MATERIALS PROVIDED

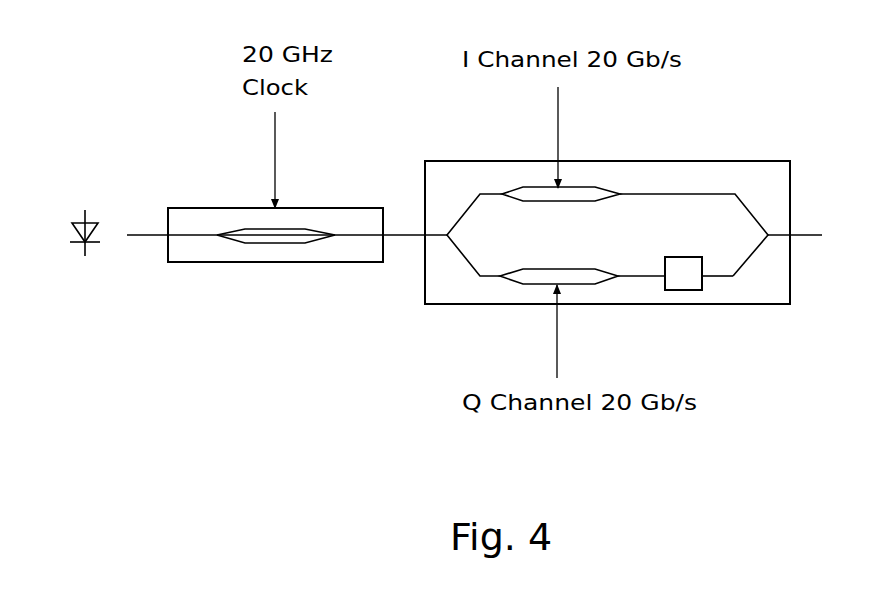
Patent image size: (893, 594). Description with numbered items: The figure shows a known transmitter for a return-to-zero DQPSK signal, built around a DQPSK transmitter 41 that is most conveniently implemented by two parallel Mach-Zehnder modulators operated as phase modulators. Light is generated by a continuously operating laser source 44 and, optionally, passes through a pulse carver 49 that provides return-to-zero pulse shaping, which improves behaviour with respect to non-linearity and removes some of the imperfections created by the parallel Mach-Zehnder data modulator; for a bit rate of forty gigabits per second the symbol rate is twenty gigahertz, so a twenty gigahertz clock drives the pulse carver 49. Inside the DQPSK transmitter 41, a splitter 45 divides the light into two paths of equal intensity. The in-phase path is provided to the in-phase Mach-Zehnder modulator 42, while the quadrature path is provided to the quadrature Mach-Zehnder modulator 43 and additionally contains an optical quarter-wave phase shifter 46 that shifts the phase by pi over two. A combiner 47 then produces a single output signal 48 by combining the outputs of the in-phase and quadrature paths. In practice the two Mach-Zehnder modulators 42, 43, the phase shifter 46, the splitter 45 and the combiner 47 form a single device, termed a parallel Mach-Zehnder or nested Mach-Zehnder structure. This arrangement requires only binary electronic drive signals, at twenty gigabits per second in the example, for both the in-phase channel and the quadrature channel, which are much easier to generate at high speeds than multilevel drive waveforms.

The DQPSK transmitter 41 is at (706, 157).
The in-phase Mach-Zehnder modulator 42 is at (597, 187).
The quadrature Mach-Zehnder modulator 43 is at (585, 285).
The laser source 44 is at (75, 222).
The splitter 45 is at (445, 238).
The optical π/2-phase shifter 46 is at (683, 290).
The combiner 47 is at (769, 238).
The output signal 48 is at (807, 234).
The pulse carver 49 is at (277, 246).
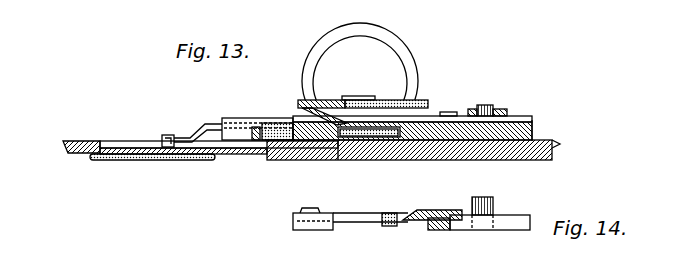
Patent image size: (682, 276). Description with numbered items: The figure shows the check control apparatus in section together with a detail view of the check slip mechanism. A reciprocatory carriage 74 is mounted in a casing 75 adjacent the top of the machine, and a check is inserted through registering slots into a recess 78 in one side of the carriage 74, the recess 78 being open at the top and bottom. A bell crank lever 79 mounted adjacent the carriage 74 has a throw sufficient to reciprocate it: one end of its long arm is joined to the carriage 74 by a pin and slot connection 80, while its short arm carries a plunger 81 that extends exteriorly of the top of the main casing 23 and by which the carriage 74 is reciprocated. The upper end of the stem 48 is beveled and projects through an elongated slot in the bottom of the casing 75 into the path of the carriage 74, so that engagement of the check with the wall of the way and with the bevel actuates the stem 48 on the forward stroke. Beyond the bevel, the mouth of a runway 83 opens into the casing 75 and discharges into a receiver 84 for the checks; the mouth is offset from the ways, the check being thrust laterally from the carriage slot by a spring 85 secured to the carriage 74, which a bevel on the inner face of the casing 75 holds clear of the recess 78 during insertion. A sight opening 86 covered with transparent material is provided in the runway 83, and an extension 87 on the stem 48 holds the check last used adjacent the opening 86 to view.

TO BE DONE
Retype all of the records above word for word, leaving out the pictures.

SOLUTION FOR THIS EXERCISE
Patent image size: (893, 594). Description with numbered items: The figure shows a known transmitter for a return-to-zero DQPSK signal, built around a DQPSK transmitter 41 that is most conveniently implemented by two parallel Mach-Zehnder modulators operated as phase modulators. Light is generated by a continuously operating laser source 44 and, optionally, passes through a pulse carver 49 that provides return-to-zero pulse shaping, which improves behaviour with respect to non-linearity and removes some of the imperfections created by the parallel Mach-Zehnder data modulator; for a bit rate of forty gigabits per second the symbol rate is twenty gigahertz, so a twenty gigahertz clock drives the pulse carver 49. Inside the DQPSK transmitter 41, a splitter 45 divides the light into two paths of equal intensity. The in-phase path is provided to the in-phase Mach-Zehnder modulator 42, while the quadrature path is provided to the quadrature Mach-Zehnder modulator 43 and additionally contains an optical quarter-wave phase shifter 46 that shifts the phase by pi over two. A combiner 47 then produces a single output signal 48 by combining the outputs of the in-phase and quadrature paths. In practice the two Mach-Zehnder modulators 42, 43, the phase shifter 46, the splitter 45 and the combiner 47 form a single device, termed a parallel Mach-Zehnder or nested Mach-Zehnder structure. This arrangement requires only binary electronic drive signals, at twenty gigabits per second in the example, for both the in-phase channel and the quadrature channel, which are much easier to generate at high speeds than multilevel drive waveforms.

The DQPSK transmitter 41 is at (706, 157).
The in-phase Mach-Zehnder modulator 42 is at (597, 187).
The quadrature Mach-Zehnder modulator 43 is at (585, 285).
The laser source 44 is at (75, 222).
The splitter 45 is at (445, 238).
The optical π/2-phase shifter 46 is at (683, 290).
The combiner 47 is at (769, 238).
The output signal 48 is at (807, 234).
The pulse carver 49 is at (277, 246).
Patent image size: (682, 276). Description with numbered items: The figure shows the check control apparatus in section together with a detail view of the check slip mechanism. A reciprocatory carriage 74 is mounted in a casing 75 adjacent the top of the machine, and a check is inserted through registering slots into a recess 78 in one side of the carriage 74, the recess 78 being open at the top and bottom. A bell crank lever 79 mounted adjacent the carriage 74 has a throw sufficient to reciprocate it: one end of its long arm is joined to the carriage 74 by a pin and slot connection 80, while its short arm carries a plunger 81 that extends exteriorly of the top of the main casing 23 and by which the carriage 74 is reciprocated. The upper end of the stem 48 is beveled and projects through an elongated slot in the bottom of the casing 75 into the path of the carriage 74, so that engagement of the check with the wall of the way and with the bevel actuates the stem 48 on the forward stroke. Beyond the bevel, the mouth of a runway 83 opens into the casing 75 and discharges into a receiver 84 for the checks; the mouth is offset from the ways, the check being thrust laterally from the carriage slot by a spring 85 secured to the carriage 74, which a bevel on the inner face of the casing 75 holds clear of the recess 78 during insertion. A sight opening 86 covered with transparent material is provided in the runway 83, and an extension 87 on the stem 48 holds the check last used adjacent the opening 86 to view.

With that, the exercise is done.